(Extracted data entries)
============================================================

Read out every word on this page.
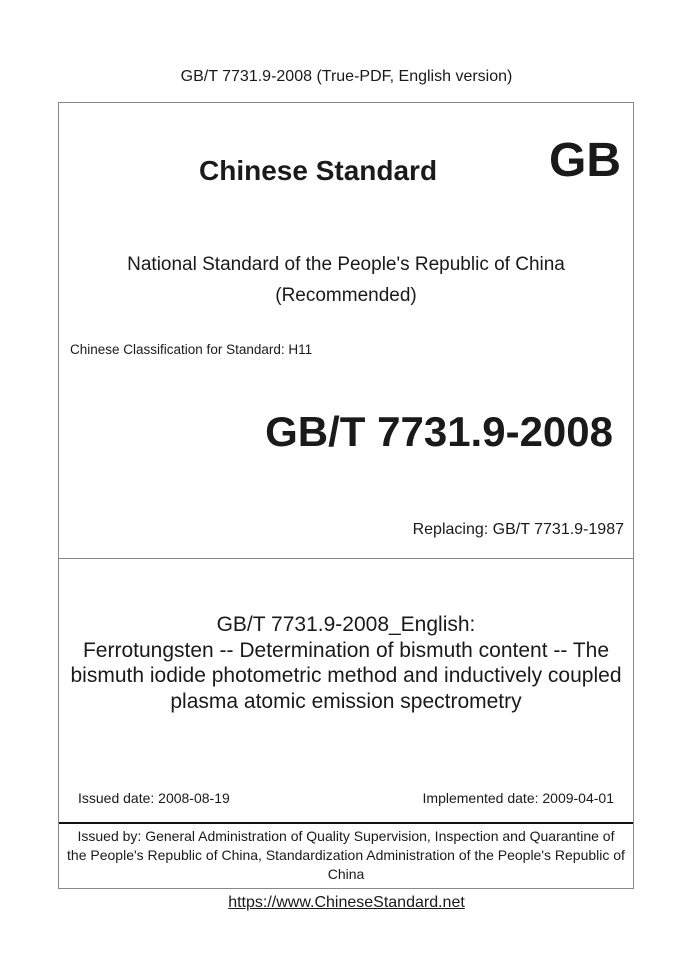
GB/T 7731.9-2008 (True-PDF, English version)
Chinese Standard GB
National Standard of the People's Republic of China
(Recommended)
Chinese Classification for Standard: H11
GB/T 7731.9-2008
Replacing: GB/T 7731.9-1987
GB/T 7731.9-2008_English:
Ferrotungsten -- Determination of bismuth content -- The
bismuth iodide photometric method and inductively coupled
plasma atomic emission spectrometry
Issued date: 2008-08-19	Implemented date: 2009-04-01
Issued by: General Administration of Quality Supervision, Inspection and Quarantine of
the People's Republic of China, Standardization Administration of the People's Republic of
China
https://www.ChineseStandard.net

============================================================

JOB: Skip every picture and transcribe the data above exactly.

REPLY TO THE EXERCISE:
Read out every word on this page.
GB/T 7731.9-2008 (True-PDF, English version)
Chinese Standard GB
National Standard of the People's Republic of China
(Recommended)
Chinese Classification for Standard: H11
GB/T 7731.9-2008
Replacing: GB/T 7731.9-1987
GB/T 7731.9-2008_English:
Ferrotungsten -- Determination of bismuth content -- The
bismuth iodide photometric method and inductively coupled
plasma atomic emission spectrometry
Issued date: 2008-08-19	Implemented date: 2009-04-01
Issued by: General Administration of Quality Supervision, Inspection and Quarantine of
the People's Republic of China, Standardization Administration of the People's Republic of
China
https://www.ChineseStandard.net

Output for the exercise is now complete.